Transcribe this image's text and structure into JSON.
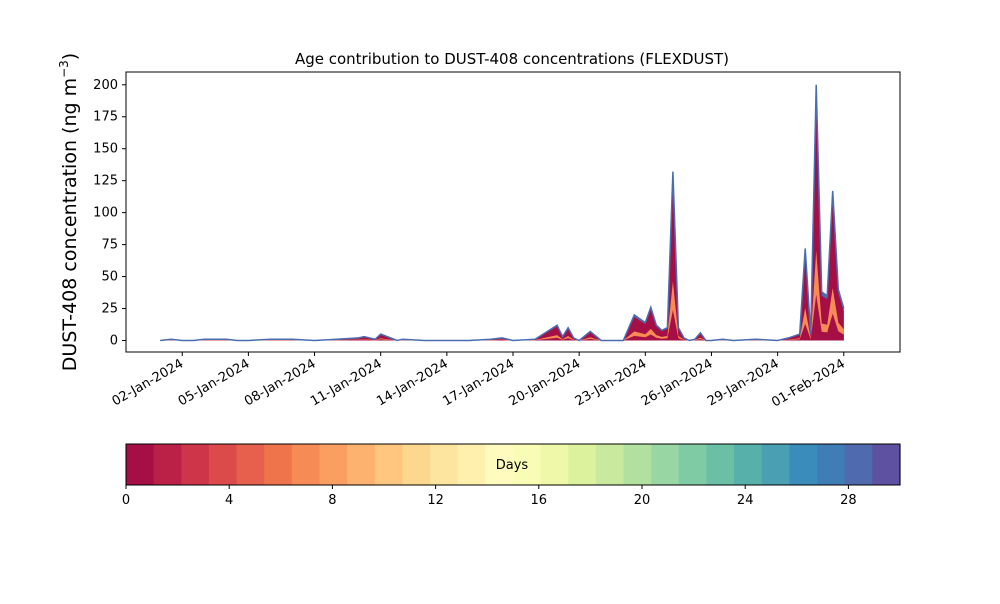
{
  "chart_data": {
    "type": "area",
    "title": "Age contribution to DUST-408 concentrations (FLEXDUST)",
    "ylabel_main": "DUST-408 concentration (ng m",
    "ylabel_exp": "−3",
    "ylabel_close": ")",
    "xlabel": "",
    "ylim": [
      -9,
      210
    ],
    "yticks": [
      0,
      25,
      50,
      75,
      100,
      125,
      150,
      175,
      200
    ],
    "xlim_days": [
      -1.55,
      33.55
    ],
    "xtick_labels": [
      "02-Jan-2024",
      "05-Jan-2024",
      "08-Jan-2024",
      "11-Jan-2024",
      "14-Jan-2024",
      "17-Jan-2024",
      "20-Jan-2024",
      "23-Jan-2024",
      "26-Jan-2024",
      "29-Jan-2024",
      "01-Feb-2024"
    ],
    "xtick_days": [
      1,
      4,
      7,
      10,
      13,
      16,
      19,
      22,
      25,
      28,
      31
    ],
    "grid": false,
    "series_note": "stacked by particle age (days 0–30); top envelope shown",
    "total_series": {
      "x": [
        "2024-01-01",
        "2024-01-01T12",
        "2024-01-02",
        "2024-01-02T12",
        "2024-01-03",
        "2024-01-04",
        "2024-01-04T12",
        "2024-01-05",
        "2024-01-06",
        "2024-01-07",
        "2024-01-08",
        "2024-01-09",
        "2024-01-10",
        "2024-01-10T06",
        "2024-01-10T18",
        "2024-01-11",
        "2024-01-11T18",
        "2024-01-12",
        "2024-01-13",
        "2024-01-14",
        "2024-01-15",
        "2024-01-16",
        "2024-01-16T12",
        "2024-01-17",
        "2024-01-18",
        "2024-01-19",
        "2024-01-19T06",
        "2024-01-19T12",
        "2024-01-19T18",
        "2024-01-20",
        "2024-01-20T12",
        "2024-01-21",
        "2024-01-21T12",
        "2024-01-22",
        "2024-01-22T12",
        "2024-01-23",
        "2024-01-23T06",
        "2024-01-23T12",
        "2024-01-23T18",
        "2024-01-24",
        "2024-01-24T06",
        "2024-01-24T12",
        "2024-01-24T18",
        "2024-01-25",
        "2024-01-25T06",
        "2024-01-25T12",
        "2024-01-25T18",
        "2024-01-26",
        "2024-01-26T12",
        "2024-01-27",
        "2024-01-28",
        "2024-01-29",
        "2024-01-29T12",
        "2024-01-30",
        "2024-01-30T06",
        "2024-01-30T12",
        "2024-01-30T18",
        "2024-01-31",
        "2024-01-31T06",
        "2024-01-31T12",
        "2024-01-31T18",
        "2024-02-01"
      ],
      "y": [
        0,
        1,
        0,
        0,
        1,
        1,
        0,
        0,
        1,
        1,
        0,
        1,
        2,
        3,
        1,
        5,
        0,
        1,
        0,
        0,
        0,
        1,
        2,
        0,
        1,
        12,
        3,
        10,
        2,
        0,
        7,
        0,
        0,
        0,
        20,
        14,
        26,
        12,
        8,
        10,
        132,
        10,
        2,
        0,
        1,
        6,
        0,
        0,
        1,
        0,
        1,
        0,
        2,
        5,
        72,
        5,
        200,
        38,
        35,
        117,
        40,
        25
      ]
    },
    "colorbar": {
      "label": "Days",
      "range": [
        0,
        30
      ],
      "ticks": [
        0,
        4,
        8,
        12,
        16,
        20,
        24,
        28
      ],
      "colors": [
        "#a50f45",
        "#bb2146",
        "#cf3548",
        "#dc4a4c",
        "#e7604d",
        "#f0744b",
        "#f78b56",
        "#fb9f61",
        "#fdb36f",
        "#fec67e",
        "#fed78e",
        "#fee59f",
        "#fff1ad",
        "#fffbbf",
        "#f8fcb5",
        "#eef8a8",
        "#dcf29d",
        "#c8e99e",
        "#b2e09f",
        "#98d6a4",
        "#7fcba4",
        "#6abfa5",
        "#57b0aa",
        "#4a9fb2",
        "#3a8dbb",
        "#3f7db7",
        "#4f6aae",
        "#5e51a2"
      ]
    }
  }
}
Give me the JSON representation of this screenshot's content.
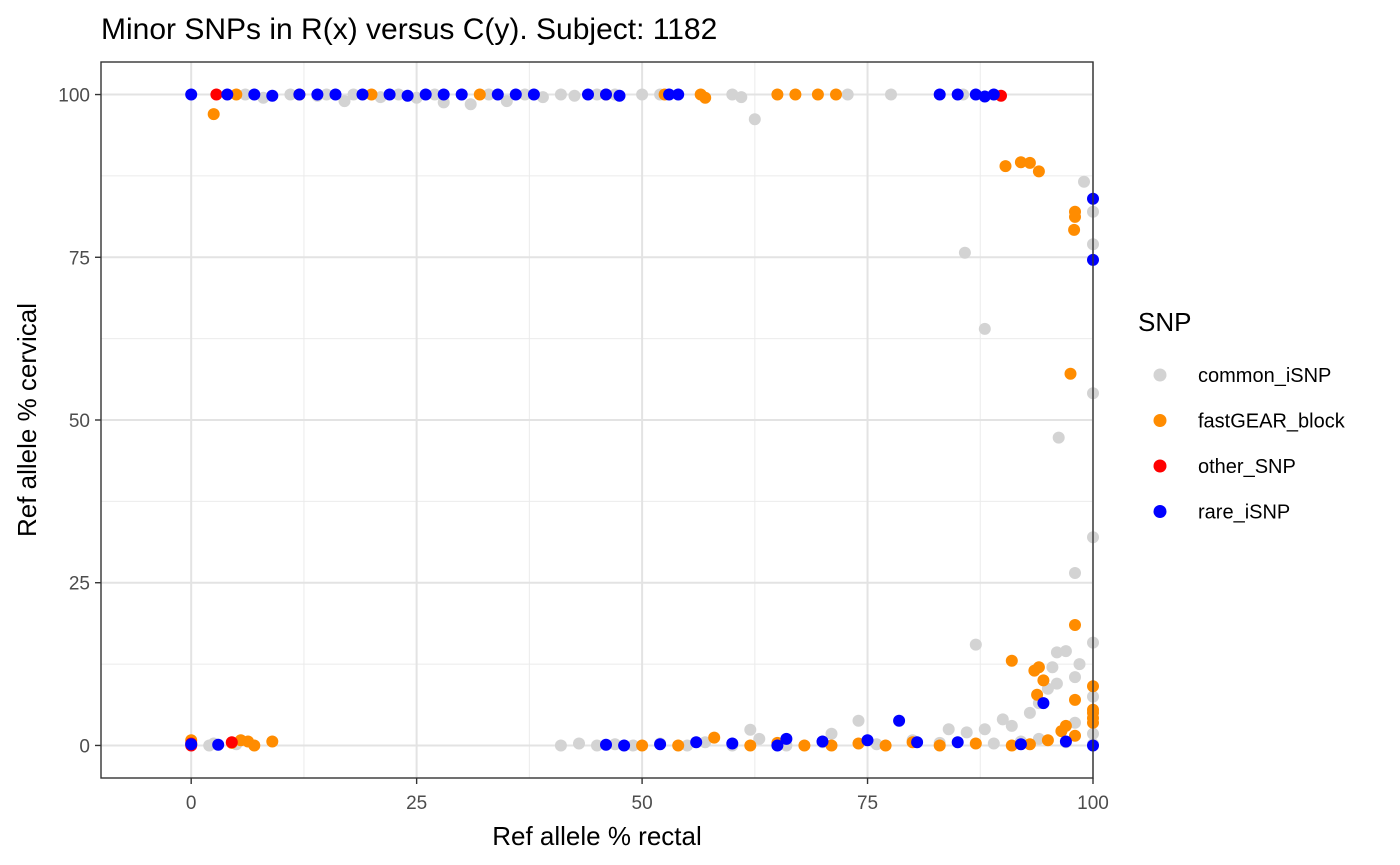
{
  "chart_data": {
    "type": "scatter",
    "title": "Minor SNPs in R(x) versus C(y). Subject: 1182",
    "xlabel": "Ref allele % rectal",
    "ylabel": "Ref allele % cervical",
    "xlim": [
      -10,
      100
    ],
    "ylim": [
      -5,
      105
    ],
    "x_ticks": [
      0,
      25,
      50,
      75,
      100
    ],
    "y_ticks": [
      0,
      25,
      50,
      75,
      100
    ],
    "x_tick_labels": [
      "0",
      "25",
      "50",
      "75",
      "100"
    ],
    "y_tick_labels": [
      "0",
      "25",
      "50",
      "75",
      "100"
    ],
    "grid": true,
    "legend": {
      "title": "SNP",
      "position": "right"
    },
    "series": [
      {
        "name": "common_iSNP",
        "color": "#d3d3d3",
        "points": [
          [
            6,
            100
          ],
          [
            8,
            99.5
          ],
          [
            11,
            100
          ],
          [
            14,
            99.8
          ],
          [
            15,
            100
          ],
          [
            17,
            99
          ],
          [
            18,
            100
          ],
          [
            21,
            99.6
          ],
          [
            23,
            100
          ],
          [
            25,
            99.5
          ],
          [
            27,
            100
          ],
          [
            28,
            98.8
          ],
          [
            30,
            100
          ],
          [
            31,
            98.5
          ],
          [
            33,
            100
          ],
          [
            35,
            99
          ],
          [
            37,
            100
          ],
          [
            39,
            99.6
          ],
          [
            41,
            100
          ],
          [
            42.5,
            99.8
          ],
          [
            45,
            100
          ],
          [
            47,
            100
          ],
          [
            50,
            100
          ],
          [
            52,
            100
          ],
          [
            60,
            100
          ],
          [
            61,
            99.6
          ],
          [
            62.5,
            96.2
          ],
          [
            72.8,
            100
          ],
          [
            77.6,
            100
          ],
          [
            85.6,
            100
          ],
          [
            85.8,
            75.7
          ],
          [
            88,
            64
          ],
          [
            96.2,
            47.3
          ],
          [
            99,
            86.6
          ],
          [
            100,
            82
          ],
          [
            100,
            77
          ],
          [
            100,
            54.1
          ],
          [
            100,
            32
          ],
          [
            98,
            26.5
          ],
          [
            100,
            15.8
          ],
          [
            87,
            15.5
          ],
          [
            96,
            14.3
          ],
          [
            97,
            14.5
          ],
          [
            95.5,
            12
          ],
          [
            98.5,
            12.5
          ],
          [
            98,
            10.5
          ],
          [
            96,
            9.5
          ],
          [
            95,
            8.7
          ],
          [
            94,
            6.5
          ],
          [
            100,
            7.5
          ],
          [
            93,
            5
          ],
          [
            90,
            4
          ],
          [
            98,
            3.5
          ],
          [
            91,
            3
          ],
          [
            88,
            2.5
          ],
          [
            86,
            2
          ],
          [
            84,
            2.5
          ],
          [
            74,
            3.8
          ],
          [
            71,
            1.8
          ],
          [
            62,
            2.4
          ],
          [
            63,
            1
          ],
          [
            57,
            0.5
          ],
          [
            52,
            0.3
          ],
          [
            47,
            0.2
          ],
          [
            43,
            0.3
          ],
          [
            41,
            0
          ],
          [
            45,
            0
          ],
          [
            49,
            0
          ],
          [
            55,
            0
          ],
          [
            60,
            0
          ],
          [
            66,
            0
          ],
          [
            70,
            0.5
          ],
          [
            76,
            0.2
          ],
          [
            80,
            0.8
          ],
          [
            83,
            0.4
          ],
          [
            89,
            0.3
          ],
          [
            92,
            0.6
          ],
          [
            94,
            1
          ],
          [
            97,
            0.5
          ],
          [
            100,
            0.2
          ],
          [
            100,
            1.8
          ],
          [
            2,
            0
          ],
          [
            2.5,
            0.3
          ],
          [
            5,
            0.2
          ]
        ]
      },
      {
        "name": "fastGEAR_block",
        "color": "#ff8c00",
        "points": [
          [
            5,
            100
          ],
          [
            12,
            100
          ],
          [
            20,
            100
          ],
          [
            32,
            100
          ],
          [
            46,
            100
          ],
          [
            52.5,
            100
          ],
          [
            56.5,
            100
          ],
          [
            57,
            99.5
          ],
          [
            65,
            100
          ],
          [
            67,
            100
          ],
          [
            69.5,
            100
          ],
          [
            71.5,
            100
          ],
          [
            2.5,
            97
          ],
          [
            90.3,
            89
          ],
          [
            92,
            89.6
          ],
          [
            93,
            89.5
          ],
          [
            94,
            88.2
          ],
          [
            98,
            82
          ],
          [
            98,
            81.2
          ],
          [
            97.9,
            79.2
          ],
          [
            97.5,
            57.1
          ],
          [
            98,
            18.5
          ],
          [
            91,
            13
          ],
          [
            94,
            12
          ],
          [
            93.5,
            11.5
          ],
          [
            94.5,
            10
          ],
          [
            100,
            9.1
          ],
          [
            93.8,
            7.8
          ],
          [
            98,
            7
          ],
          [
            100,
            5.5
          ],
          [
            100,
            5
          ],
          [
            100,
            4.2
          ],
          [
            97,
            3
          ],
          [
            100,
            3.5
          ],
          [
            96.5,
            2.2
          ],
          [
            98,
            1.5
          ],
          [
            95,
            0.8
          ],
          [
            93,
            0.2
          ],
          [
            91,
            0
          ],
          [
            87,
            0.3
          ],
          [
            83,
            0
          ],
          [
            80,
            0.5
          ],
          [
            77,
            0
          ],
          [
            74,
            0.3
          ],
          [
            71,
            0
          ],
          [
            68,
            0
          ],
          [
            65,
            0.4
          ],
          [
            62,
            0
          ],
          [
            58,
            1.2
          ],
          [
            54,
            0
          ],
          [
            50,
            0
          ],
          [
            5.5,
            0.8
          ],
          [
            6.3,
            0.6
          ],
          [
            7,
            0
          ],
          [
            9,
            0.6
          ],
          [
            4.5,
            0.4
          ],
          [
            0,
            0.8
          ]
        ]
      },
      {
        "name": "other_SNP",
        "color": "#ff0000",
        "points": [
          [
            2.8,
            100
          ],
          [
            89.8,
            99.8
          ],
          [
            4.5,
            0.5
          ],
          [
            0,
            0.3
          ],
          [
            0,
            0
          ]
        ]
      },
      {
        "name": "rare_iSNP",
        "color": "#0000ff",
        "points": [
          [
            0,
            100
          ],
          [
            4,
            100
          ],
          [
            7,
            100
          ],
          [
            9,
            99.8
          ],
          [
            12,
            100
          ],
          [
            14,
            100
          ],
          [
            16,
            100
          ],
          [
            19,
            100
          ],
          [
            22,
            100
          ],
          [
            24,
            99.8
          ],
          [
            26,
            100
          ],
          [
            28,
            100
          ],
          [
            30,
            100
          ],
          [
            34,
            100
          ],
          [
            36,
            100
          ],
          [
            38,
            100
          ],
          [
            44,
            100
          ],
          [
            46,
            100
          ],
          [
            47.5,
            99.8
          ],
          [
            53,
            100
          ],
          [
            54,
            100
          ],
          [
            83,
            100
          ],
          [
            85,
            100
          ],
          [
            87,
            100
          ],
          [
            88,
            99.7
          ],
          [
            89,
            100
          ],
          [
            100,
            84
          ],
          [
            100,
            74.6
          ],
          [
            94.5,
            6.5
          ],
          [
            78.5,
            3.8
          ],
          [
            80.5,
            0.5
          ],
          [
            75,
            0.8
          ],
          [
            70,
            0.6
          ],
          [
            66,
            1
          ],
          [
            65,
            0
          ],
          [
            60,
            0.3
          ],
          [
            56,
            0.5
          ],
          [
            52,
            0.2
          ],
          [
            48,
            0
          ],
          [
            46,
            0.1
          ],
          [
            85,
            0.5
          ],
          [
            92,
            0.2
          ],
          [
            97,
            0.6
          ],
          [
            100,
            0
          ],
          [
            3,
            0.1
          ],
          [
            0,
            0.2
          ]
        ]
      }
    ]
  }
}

- _TASK TO CARRY OUT_:
From the entries above, copy every line that holds the word "JSON".

- _RESULT_:
Transcribe this image's text and structure into JSON.
Give me the JSON representation of this screenshot's content.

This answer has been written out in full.